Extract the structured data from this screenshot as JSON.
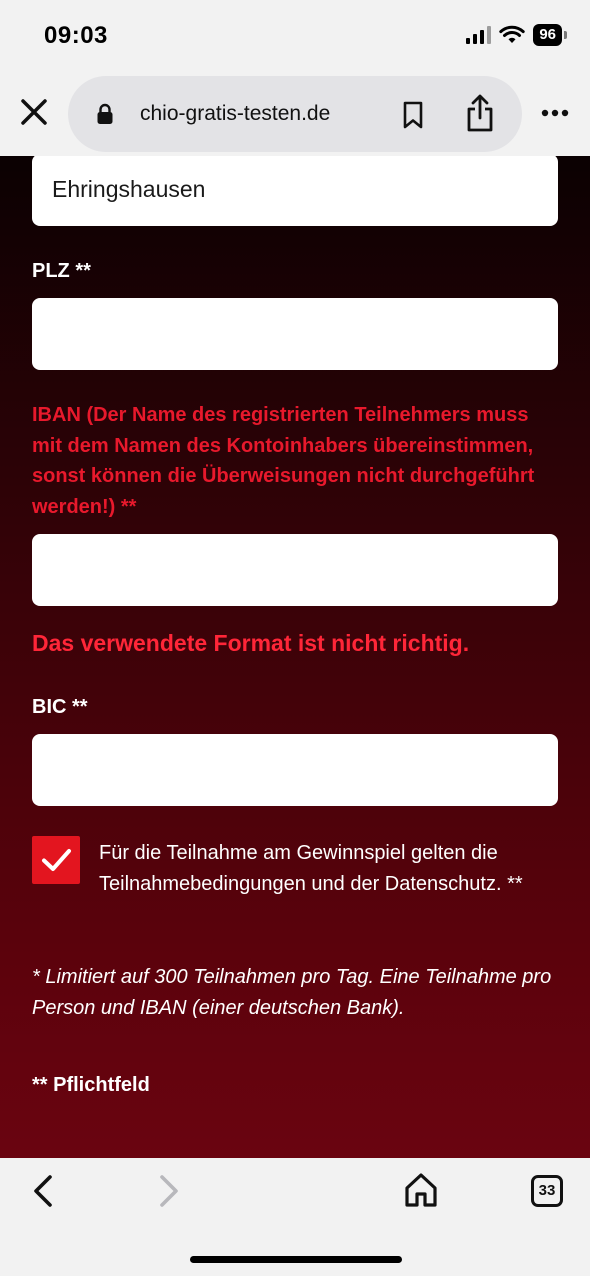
{
  "status_bar": {
    "time": "09:03",
    "battery": "96"
  },
  "browser": {
    "url": "chio-gratis-testen.de",
    "tab_count": "33"
  },
  "form": {
    "ort_value": "Ehringshausen",
    "plz_label": "PLZ **",
    "plz_value": "",
    "iban_label": "IBAN (Der Name des registrierten Teilnehmers muss mit dem Namen des Kontoinhabers übereinstimmen, sonst können die Überweisungen nicht durchgeführt werden!) **",
    "iban_value": "",
    "iban_error": "Das verwendete Format ist nicht richtig.",
    "bic_label": "BIC **",
    "bic_value": "",
    "consent_checked": true,
    "consent_text": "Für die Teilnahme am Gewinnspiel gelten die Teilnahmebedingungen und der Datenschutz.  **",
    "note": "* Limitiert auf 300 Teilnahmen pro Tag. Eine Teilnahme pro Person und IBAN (einer deutschen Bank).",
    "required_note": "** Pflichtfeld"
  },
  "colors": {
    "error": "#e8192c",
    "checkbox": "#e3151f",
    "gradient_top": "#0b0102",
    "gradient_bottom": "#6a0410"
  }
}
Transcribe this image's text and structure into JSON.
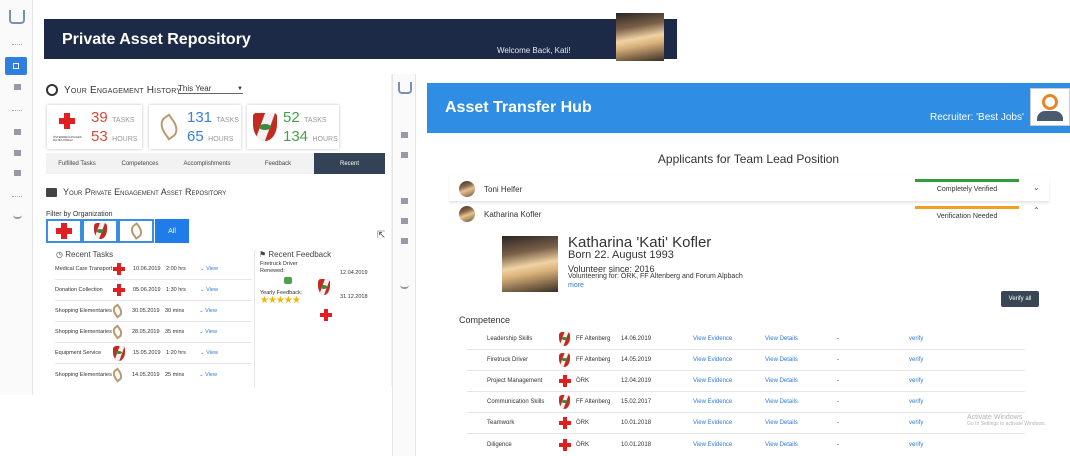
{
  "app1": {
    "header_title": "Private Asset Repository",
    "welcome": "Welcome Back, Kati!",
    "engagement": {
      "title": "Your Engagement History",
      "period": "This Year",
      "cards": [
        {
          "org": "ÖRK",
          "org_sub": "ÖSTERREICHISCHES ROTES KREUZ",
          "tasks": "39",
          "tasks_label": "TASKS",
          "hours": "53",
          "hours_label": "HOURS",
          "color": "#d44a3a"
        },
        {
          "org": "Forum Alpbach",
          "tasks": "131",
          "tasks_label": "TASKS",
          "hours": "65",
          "hours_label": "HOURS",
          "color": "#3b7fd6"
        },
        {
          "org": "FF Altenberg",
          "tasks": "52",
          "tasks_label": "TASKS",
          "hours": "134",
          "hours_label": "HOURS",
          "color": "#47a14b"
        }
      ],
      "tabs": [
        "Fulfilled Tasks",
        "Competences",
        "Accomplishments",
        "Feedback",
        "Recent"
      ],
      "active_tab": "Recent"
    },
    "repository": {
      "title": "Your Private Engagement Asset Repository",
      "filter_label": "Filter by Organization",
      "all_button": "All",
      "recent_tasks_title": "Recent Tasks",
      "tasks": [
        {
          "name": "Medical Care Transport",
          "org_icon": "red-cross",
          "date": "10.06.2019",
          "duration": "2:00 hrs",
          "action": "View"
        },
        {
          "name": "Donation Collection",
          "org_icon": "red-cross",
          "date": "05.06.2019",
          "duration": "1:30 hrs",
          "action": "View"
        },
        {
          "name": "Shopping Elementaries",
          "org_icon": "leaf",
          "date": "30.05.2019",
          "duration": "30 mins",
          "action": "View"
        },
        {
          "name": "Shopping Elementaries",
          "org_icon": "leaf",
          "date": "28.05.2019",
          "duration": "35 mins",
          "action": "View"
        },
        {
          "name": "Equipment Service",
          "org_icon": "shield",
          "date": "15.05.2019",
          "duration": "1:20 hrs",
          "action": "View"
        },
        {
          "name": "Shopping Elementaries",
          "org_icon": "leaf",
          "date": "14.05.2019",
          "duration": "25 mins",
          "action": "View"
        }
      ],
      "recent_feedback_title": "Recent Feedback",
      "feedback": [
        {
          "text": "Firetruck Driver Renewed:",
          "org_icon": "shield",
          "date": "12.04.2019"
        },
        {
          "text": "Yearly Feedback:",
          "stars": 5,
          "org_icon": "red-cross",
          "date": "31.12.2018"
        }
      ]
    }
  },
  "app2": {
    "header_title": "Asset Transfer Hub",
    "recruiter": "Recruiter: 'Best Jobs'",
    "section_title": "Applicants for Team Lead Position",
    "applicants": [
      {
        "name": "Toni Helfer",
        "status": "Completely Verified",
        "status_color": "#2e9e3f",
        "expanded": false
      },
      {
        "name": "Katharina Kofler",
        "status": "Verification Needed",
        "status_color": "#f0a020",
        "expanded": true
      }
    ],
    "detail": {
      "full_name": "Katharina 'Kati' Kofler",
      "born": "Born 22. August 1993",
      "volunteer_since": "Volunteer since: 2016",
      "volunteering_for": "Volunteering for: ÖRK, FF Altenberg and Forum Alpbach",
      "more": "more",
      "verify_all": "Verify all"
    },
    "competence_title": "Competence",
    "competences": [
      {
        "skill": "Leadership Skills",
        "org_icon": "shield",
        "org": "FF Altenberg",
        "date": "14.06.2019",
        "evidence": "View Evidence",
        "details": "View Details",
        "dash": "-",
        "verify": "verify"
      },
      {
        "skill": "Firetruck Driver",
        "org_icon": "shield",
        "org": "FF Altenberg",
        "date": "14.05.2019",
        "evidence": "View Evidence",
        "details": "View Details",
        "dash": "-",
        "verify": "verify"
      },
      {
        "skill": "Project Management",
        "org_icon": "red-cross",
        "org": "ÖRK",
        "date": "12.04.2019",
        "evidence": "View Evidence",
        "details": "View Details",
        "dash": "-",
        "verify": "verify"
      },
      {
        "skill": "Communication Skills",
        "org_icon": "shield",
        "org": "FF Altenberg",
        "date": "15.02.2017",
        "evidence": "View Evidence",
        "details": "View Details",
        "dash": "-",
        "verify": "verify"
      },
      {
        "skill": "Teamwork",
        "org_icon": "red-cross",
        "org": "ÖRK",
        "date": "10.01.2018",
        "evidence": "View Evidence",
        "details": "View Details",
        "dash": "-",
        "verify": "verify"
      },
      {
        "skill": "Diligence",
        "org_icon": "red-cross",
        "org": "ÖRK",
        "date": "10.01.2018",
        "evidence": "View Evidence",
        "details": "View Details",
        "dash": "-",
        "verify": "verify"
      }
    ],
    "watermark_title": "Activate Windows",
    "watermark_sub": "Go to Settings to activate Windows."
  },
  "colors": {
    "header_dark": "#1c2a47",
    "header_blue": "#2f8de4",
    "recent_tab": "#344257",
    "verify_btn": "#3a4556"
  }
}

- Exercise requirements
From the data above, work out how many lines contain the string "skill" and reply with only the number.

- Correct result
6